━━━ INFORMATION GIVEN
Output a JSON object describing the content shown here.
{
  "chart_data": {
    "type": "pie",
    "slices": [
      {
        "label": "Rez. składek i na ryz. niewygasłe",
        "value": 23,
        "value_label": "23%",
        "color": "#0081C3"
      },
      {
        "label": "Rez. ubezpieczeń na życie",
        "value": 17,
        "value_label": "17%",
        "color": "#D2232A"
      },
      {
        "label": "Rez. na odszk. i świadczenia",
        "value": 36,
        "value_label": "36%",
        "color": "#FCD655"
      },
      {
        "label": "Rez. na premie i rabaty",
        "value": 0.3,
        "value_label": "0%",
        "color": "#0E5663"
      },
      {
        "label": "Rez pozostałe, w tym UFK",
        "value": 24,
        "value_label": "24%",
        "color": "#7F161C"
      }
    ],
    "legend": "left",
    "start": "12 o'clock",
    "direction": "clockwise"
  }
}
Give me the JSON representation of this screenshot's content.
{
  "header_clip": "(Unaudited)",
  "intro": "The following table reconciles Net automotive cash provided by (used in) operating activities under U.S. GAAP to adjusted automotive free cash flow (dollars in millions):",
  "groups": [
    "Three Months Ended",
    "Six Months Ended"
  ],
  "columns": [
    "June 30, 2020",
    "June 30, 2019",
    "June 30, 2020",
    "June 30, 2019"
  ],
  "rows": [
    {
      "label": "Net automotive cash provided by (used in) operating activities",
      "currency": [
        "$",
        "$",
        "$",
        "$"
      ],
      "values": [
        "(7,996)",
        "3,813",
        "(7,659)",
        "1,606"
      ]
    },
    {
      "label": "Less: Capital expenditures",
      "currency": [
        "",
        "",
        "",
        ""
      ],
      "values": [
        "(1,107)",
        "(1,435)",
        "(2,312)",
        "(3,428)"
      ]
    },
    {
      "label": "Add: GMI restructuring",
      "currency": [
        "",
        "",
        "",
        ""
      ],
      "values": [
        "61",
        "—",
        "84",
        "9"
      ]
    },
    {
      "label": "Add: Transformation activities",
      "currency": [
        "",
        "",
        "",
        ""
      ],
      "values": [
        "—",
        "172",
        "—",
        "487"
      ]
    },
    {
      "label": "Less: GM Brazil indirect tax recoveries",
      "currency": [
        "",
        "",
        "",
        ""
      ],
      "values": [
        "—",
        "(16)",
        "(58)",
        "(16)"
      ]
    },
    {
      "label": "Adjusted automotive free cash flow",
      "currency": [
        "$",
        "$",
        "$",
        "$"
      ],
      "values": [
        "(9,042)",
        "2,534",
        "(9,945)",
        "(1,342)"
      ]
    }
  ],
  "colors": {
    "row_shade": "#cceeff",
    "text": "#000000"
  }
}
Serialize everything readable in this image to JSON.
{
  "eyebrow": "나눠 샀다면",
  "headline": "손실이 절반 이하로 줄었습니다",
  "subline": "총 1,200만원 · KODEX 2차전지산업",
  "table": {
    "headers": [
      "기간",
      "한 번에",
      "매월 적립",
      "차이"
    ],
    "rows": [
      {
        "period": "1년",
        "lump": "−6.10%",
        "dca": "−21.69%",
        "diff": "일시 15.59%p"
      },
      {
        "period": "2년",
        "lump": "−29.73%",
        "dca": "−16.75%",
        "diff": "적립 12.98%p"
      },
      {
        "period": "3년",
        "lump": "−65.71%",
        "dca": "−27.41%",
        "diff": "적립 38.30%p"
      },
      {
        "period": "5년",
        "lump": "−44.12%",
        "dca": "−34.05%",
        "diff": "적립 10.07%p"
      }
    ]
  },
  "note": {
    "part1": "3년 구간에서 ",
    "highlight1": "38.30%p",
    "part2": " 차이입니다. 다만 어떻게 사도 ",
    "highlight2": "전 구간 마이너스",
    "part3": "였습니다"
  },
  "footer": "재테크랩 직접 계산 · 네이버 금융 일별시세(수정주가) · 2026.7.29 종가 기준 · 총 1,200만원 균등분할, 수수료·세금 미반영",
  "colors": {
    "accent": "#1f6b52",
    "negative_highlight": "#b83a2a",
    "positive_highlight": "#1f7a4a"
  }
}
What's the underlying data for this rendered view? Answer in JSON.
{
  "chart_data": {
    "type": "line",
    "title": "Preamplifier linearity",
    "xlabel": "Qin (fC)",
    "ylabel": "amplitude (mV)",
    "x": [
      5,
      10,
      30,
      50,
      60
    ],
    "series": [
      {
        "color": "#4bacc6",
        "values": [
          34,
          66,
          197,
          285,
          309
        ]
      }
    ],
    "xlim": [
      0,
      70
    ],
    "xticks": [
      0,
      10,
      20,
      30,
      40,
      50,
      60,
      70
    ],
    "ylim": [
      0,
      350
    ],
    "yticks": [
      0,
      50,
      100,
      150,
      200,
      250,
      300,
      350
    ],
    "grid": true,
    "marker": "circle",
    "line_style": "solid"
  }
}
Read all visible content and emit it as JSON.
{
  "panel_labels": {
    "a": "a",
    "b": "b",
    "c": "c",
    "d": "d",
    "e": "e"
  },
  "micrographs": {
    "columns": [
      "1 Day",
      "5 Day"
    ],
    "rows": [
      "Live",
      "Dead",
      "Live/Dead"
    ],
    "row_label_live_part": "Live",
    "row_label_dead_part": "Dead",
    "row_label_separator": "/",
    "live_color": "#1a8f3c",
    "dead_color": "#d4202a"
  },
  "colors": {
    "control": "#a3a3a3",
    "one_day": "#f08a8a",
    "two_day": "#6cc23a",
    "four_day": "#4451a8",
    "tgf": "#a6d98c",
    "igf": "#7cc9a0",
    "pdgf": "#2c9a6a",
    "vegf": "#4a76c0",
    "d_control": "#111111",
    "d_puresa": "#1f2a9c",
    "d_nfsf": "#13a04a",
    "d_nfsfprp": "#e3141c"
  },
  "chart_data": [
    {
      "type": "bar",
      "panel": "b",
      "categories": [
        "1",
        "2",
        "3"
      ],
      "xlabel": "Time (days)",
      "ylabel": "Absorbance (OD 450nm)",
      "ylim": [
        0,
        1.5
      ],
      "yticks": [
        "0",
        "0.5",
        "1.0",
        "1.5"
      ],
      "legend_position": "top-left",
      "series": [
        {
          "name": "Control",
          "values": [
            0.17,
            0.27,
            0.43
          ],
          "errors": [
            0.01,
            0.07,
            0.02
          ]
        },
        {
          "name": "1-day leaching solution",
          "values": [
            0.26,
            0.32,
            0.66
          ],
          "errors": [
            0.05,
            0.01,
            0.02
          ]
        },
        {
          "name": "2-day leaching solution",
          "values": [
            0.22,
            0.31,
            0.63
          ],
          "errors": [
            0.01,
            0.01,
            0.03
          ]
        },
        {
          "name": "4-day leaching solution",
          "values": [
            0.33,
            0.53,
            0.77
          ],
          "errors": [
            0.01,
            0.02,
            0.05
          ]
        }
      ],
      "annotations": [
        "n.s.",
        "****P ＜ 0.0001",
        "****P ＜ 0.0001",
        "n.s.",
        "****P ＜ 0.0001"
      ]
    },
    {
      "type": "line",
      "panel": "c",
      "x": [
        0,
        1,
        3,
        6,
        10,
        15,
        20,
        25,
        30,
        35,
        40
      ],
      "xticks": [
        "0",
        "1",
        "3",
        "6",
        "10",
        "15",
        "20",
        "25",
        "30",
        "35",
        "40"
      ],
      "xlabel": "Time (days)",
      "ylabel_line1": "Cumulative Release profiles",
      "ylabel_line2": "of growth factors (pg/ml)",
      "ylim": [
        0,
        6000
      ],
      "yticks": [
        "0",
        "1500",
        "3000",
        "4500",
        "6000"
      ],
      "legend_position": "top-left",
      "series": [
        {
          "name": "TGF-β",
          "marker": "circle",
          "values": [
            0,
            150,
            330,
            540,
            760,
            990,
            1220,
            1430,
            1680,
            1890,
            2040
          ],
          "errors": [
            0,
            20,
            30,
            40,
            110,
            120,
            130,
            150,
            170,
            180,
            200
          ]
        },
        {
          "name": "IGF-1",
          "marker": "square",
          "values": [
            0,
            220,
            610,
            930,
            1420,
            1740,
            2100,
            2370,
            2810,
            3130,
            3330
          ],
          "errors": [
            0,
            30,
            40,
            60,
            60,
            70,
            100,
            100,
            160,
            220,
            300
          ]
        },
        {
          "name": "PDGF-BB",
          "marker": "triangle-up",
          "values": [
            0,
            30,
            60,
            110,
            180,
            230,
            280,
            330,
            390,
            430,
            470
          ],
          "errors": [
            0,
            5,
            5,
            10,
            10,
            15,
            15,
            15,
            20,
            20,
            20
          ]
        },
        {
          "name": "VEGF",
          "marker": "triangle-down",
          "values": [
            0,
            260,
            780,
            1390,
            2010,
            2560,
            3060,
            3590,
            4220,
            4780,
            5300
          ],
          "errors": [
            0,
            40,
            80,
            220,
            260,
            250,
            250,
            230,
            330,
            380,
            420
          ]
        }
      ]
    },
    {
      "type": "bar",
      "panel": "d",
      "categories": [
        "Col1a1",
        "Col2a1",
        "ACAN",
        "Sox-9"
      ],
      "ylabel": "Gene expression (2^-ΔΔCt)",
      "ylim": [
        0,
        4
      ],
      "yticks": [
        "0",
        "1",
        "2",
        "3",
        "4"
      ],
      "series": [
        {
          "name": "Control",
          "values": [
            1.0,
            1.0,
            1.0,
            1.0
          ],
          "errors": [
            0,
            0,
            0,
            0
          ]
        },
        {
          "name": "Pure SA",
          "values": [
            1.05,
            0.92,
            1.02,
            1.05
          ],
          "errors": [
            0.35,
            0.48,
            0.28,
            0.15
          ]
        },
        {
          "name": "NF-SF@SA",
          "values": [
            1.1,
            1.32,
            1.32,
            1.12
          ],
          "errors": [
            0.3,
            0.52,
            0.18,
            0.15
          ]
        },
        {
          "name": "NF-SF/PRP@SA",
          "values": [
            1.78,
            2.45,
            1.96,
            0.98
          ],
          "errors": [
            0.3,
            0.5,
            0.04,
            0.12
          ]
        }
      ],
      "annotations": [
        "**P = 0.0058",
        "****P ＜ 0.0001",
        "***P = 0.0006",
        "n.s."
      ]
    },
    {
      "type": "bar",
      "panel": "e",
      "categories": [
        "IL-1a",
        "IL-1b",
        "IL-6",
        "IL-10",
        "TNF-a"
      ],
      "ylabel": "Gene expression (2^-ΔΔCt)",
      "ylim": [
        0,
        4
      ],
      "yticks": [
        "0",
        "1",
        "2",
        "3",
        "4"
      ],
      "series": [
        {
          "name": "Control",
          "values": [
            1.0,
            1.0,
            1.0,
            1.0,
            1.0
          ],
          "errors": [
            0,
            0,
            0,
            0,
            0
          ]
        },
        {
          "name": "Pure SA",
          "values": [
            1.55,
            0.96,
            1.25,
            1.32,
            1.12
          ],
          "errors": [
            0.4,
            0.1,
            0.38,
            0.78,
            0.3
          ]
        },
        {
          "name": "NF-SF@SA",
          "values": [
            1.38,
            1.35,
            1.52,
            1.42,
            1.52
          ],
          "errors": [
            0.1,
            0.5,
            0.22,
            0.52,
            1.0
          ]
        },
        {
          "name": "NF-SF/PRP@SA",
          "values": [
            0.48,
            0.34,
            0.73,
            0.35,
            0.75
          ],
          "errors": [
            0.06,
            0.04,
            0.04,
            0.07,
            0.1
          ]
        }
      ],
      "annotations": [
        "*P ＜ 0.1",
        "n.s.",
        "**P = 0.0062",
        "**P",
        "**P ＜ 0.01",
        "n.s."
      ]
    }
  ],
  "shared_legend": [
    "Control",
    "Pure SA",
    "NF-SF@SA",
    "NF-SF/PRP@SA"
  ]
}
━━━━━━
**WHAT IS EXPECTED:** Copy all lines from the material that contain "table".

**RESPONSE FOR THIS EXERCISE:**
  "intro": "The following table reconciles Net automotive cash provided by (used in) operating activities under U.S. GAAP to adjusted automotive free cash flow (dollars in millions):",
  "table": {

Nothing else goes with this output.